--- SELECTED TEXT ---
FIB systems operate in a similar
fashion to a scanning electron microscope (SEM), however, FIB systems use a
finely focused beam of ions (usually gallium) that can be operated at low beam
currents for imaging or high beam currents for site specific sputtering or
milling.
As
Figure 1 shows, the gallium primary ion beam (Ga+) hits the sample surface and
sputters a small amount of material, which leaves the surface as either
secondary ions (i+ or i-) or neutral atoms (n0). The primary beam also produces
secondary electrons (e–). As the primary beam rasters on the sample surface,
the signal from the sputtered ions or secondary electrons is collected to form
an image.At low primary beam currents, very little material is sputtered and
modern FIB systems can easily achieve 5 nm imaging resolution (imaging
resolution with Ga ions is limited to approximately 5 nm by sputtering and
detector efficiency). At higher primary currents, a great deal of material can
be removed by sputtering, allowing precision milling of the specimen down to a
sub micrometer or even a nanometer scale.If the sample is non-conductive, a low
energy electron flood gun can be used to provide charge neutralization. In this
manner, by imaging with positive secondary ions using the positive primary ion
beam, even highly insulating samples may be imaged and milled without a
conducting surface coating, as would be required in a SEM.
Figure 1 - Scheme illustrating the FIB
operation process
Nanospring growth: Photolithography
Photolithography, also termed
optical lithography or UV lithography, is a process used in microfabrication to
pattern parts of a thin film or the bulk of a substrate. It uses light to
transfer a geometric pattern from a photomask to a light-sensitive chemical
"photoresist", or simply "resist," on the substrate. A
series of chemical treatments then either engraves the exposure pattern into,
or enables deposition of a new material in the desired pattern upon, the
material underneath the photo resist.

--- STORED RECORDS ---
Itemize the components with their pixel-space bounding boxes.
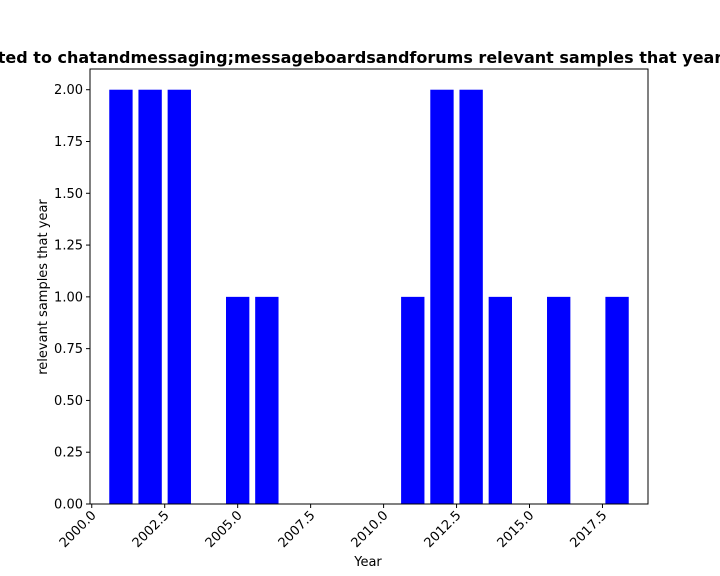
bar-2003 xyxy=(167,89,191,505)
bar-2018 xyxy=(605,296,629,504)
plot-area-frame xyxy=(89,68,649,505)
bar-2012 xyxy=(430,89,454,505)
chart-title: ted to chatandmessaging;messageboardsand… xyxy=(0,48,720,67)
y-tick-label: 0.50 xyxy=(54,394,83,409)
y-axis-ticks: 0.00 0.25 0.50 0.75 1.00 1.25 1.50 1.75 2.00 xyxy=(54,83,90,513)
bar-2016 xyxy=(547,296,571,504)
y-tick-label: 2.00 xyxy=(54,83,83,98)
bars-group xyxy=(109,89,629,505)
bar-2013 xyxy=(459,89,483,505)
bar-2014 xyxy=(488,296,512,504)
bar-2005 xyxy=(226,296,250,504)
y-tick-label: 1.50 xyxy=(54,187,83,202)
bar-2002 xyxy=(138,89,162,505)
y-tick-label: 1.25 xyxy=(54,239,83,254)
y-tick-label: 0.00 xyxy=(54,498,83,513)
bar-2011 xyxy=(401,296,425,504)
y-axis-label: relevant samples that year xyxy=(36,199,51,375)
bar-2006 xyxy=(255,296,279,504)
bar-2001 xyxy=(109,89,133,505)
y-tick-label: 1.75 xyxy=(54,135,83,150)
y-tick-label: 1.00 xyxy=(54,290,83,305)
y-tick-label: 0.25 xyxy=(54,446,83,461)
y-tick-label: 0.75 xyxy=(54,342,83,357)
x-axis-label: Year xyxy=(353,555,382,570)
* * *
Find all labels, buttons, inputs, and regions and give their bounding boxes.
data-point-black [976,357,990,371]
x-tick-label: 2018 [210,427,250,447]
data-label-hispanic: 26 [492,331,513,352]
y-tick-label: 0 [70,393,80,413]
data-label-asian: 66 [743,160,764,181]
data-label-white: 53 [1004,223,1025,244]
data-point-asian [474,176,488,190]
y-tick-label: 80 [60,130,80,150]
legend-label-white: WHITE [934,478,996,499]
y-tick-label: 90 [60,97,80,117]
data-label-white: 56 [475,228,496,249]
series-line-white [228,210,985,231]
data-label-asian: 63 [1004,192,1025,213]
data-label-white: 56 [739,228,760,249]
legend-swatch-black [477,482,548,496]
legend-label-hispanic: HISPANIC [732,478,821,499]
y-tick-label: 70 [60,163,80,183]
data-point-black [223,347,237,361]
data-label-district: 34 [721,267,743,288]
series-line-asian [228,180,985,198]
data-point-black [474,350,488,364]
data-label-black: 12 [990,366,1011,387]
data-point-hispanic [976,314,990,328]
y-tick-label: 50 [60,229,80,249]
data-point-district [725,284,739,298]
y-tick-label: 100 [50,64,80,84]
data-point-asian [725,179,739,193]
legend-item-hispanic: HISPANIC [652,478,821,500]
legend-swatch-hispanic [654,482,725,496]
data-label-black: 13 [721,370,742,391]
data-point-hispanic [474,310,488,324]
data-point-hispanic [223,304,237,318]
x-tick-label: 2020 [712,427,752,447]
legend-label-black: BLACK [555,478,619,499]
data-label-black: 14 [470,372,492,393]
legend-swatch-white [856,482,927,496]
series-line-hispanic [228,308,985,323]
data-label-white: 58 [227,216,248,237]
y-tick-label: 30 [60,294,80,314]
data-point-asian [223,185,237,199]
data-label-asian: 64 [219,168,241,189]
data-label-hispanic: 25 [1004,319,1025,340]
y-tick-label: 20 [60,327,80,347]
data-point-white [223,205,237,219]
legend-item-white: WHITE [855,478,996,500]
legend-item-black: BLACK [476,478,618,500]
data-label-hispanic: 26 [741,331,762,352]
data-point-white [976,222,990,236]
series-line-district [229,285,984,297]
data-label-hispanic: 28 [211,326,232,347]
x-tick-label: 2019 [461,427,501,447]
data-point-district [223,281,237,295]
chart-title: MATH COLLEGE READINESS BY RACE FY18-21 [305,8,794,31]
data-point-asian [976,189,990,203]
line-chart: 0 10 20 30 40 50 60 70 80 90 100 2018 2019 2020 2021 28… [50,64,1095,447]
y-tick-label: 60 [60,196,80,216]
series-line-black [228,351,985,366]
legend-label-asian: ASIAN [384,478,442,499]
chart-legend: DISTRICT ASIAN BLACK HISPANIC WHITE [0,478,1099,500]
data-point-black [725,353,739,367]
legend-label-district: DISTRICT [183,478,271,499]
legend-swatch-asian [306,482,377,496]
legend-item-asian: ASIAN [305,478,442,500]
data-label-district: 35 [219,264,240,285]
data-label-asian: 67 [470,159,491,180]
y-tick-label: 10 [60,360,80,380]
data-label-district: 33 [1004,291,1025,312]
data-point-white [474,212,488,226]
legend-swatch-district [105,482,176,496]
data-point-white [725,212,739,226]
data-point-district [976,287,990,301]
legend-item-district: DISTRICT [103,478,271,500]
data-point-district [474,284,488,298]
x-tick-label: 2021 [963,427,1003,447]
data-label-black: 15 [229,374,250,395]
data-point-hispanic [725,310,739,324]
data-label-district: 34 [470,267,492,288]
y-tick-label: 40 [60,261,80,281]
...
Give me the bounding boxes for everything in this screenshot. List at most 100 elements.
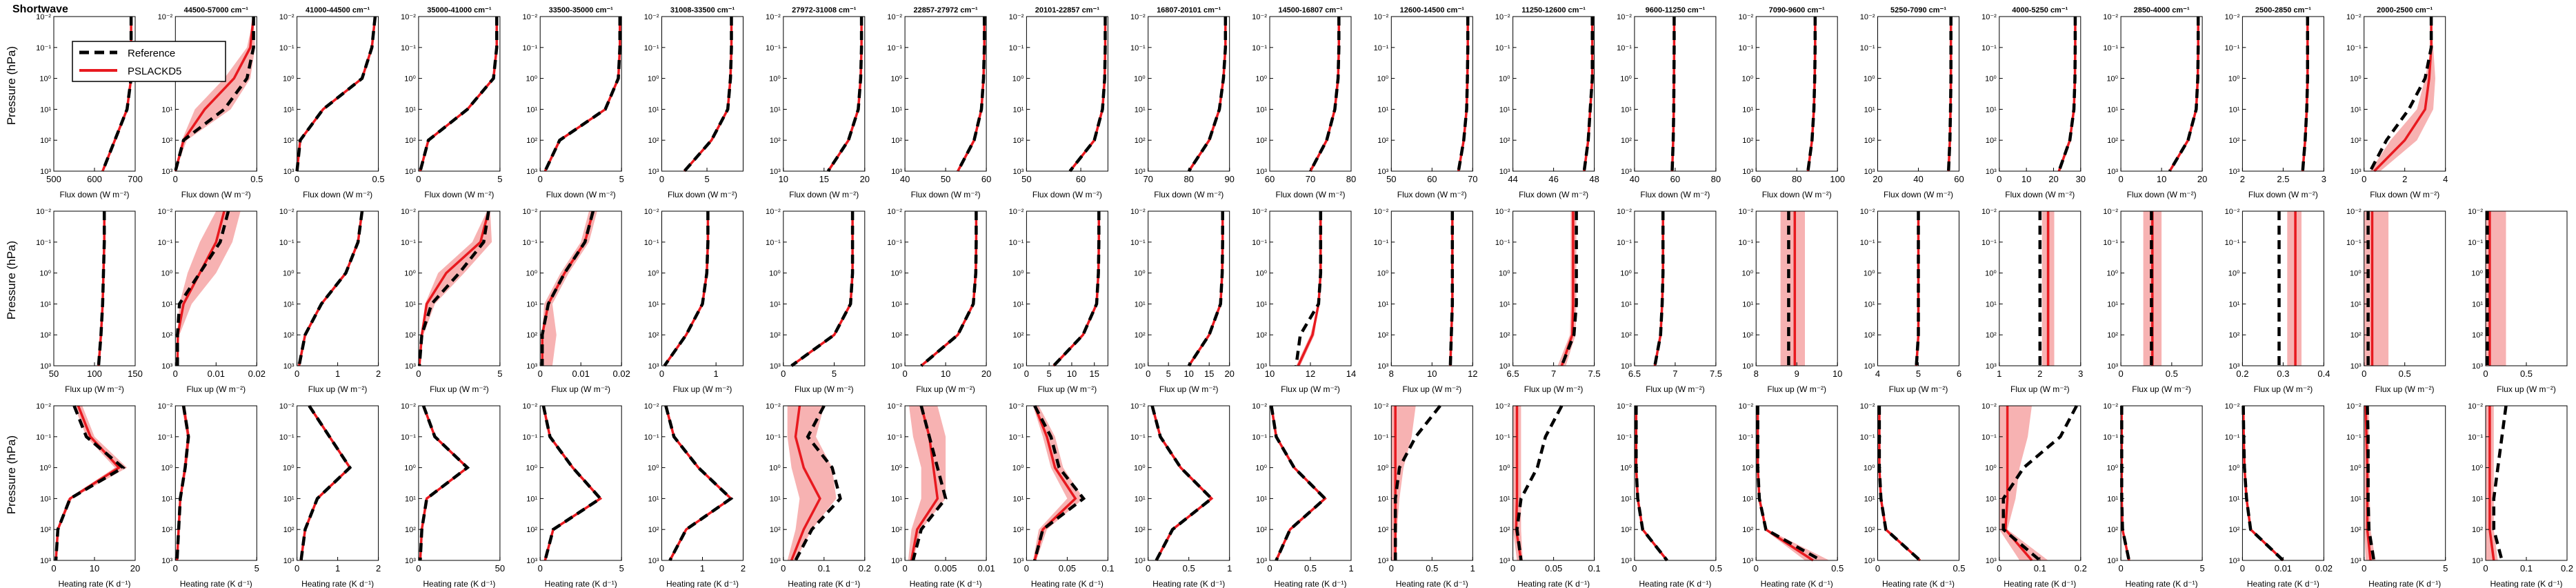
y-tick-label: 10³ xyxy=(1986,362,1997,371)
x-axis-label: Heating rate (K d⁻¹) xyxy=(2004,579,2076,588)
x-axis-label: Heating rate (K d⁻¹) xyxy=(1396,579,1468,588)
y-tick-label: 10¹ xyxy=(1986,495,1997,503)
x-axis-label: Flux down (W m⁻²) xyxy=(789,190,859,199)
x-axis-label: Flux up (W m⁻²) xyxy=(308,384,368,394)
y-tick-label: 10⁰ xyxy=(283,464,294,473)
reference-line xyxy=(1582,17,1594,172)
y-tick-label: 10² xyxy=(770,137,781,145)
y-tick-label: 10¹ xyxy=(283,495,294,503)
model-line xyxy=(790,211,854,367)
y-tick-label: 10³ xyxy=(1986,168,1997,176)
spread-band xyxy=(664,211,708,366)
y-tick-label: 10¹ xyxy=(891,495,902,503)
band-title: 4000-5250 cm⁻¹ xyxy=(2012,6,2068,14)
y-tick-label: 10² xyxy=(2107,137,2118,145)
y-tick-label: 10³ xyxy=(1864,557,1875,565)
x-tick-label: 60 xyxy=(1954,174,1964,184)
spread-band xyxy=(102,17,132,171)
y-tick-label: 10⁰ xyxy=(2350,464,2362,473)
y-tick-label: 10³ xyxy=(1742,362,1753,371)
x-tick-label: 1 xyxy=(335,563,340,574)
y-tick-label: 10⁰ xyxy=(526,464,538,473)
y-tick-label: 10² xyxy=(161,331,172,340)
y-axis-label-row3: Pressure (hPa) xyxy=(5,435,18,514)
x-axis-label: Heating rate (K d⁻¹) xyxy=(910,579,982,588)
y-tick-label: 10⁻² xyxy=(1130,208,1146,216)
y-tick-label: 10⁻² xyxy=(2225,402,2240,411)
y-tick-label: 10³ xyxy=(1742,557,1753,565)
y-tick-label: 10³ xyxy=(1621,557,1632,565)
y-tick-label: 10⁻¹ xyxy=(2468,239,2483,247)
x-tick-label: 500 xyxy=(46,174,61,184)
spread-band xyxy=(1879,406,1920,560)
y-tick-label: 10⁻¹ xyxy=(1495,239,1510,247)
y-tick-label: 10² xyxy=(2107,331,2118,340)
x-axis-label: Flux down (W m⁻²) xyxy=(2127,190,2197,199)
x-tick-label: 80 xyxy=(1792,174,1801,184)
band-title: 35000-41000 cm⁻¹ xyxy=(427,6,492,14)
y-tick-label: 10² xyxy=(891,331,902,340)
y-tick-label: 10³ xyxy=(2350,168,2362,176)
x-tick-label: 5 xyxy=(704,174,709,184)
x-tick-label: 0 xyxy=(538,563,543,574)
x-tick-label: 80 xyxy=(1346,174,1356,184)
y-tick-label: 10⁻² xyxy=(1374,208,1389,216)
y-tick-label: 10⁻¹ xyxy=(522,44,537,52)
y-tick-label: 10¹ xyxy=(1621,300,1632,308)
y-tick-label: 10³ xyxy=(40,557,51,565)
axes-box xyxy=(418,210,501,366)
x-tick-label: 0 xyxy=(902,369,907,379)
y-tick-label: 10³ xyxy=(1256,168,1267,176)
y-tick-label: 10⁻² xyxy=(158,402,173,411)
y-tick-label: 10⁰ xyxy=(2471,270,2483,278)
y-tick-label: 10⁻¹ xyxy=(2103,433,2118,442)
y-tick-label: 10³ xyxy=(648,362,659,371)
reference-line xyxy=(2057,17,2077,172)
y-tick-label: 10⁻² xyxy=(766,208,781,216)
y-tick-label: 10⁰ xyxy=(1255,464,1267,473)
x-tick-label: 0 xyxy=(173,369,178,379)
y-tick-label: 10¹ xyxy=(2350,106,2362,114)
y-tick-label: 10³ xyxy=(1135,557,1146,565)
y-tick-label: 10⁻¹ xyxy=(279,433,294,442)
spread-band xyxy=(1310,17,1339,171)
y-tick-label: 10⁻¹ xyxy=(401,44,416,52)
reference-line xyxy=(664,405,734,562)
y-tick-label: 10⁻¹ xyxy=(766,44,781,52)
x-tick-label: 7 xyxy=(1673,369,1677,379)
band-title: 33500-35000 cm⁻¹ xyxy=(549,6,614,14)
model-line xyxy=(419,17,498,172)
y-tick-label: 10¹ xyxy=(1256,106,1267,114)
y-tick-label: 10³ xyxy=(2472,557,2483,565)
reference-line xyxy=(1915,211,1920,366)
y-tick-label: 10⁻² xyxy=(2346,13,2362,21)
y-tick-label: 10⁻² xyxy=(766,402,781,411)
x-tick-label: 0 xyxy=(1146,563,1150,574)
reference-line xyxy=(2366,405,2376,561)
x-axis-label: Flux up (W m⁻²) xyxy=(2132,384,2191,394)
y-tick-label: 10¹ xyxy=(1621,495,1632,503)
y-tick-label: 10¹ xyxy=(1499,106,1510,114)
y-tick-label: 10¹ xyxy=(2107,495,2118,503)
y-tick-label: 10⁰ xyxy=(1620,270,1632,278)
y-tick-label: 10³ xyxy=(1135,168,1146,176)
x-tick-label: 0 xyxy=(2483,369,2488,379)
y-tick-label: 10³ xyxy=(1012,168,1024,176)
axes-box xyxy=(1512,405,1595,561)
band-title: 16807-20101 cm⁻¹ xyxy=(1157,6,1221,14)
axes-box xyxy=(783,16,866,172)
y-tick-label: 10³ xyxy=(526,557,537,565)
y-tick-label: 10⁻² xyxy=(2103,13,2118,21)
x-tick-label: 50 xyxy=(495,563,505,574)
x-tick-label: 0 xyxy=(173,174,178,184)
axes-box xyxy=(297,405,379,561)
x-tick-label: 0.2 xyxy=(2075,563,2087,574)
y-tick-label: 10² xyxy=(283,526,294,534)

--- STATED TASK A ---
Answer these questions from the passage on FIB systems and photolithography:
(i) Which ion is usually used in the finely focused FIB beam?
(ii) What imaging resolution can modern FIB systems easily achieve at low primary beam currents?
(iii) What can provide charge neutralization when the sample is non-conductive?
--- STATED TASK B ---
Render this sentence from the passage on FIB systems and photolithography in German: "Photolithography, also termed optical lithography or UV lithography, is a process used in microfabrication to pattern parts of a thin film or the bulk of a substrate."
--- STATED TASK C ---
Carry on the passage on FIB systems and photolithography from its final sentence.

--- ANSWER A ---
(i) Gallium.
(ii) 5 nm.
(iii) A low energy electron flood gun.

--- ANSWER B ---
Die Photolithografie, auch optische Lithografie oder UV-Lithografie genannt, ist ein in der Mikrofertigung eingesetztes Verfahren zur Strukturierung von Teilen einer Dünnschicht oder des Volumens eines Substrats.

--- ANSWER C ---
The main stages involved in a
typical photolithography process (Figure 2) are listed below:
1)
Cleaning,
2)
Photoresist
application,
3)
Exposure
and developing,
4)
Etching,
5)
Deposition
of thin films and
6)
Photoresist
removal
Figure 2 – Scheme describing the steps of a
typical photolithograpy process
Cleaning
This procedure removes organic or
inorganic contaminations that are present on the wafer surface, either by wet
chemical treatment or dry approaches, mostly probably using plasma.
Photoresist application
The wafer is covered with
photoresist by spin coating. A viscous, liquid solution of photoresist is
dispensed onto the wafer, and the wafer is spun rapidly to produce a uniformly
thick layer of few micrometers. The photo resist-coated wafer is then prebaked
to drive off excess photoresist solvent, typically at 90 to 100°C for 30 to 60
seconds on a hotplate.
Exposure and developing
After prebaking, the photoresist is
exposed to a pattern of intense light. The exposure to light causes a chemical
change that allows some of the photoresist to be removed by a special solution,
called "developer" by analogy with photographic developer. Positive
photoresist, the most common type, becomes soluble in the developer when
exposed; with negative photoresist, unexposed regions are soluble in the
developer.
A post-exposure bake (PEB) is
performed before developing, typically to help reduce standing wave phenomena
caused by the destructive and constructive interference patterns of the
incident light.
The resulting wafer is then
"hard-baked" to solidify the remaining photoresist, to make a more
durable protecting layer in future ion implantation, wet chemical etching, or
plasma etching.
Etching
In etching, a liquid
("wet") or plasma ("dry") chemical agent removes the
uppermost layer of the substrate in the areas that are not protected by
photoresist. In semiconductor fabrication, dry etching techniques are generally
used, as they can be made anisotropic to avoid significant undercutting of the
photoresist pattern. This is essential when the width of the features to be
defined is similar to or less than the thickness of the material being etched.
Deposition of thin films
In other cases, target material
(usually a thin metal layer) is deposited on the whole surface of the wafer.
This layer covers the remaining resist as well as parts of the wafer that were
cleaned of the resist in the previous developing step.
Photoresist removal
After a photoresist is no longer
needed, it must be removed from the substrate. The photoresist is washed out
together with parts of the target material covering it, and only the material
that was in the "holes" remains – this is the material that has
direct contact with the underlying layer. This usually requires a liquid
"resist stripper", which chemically alters the resist so that it no
longer adheres to the substrate.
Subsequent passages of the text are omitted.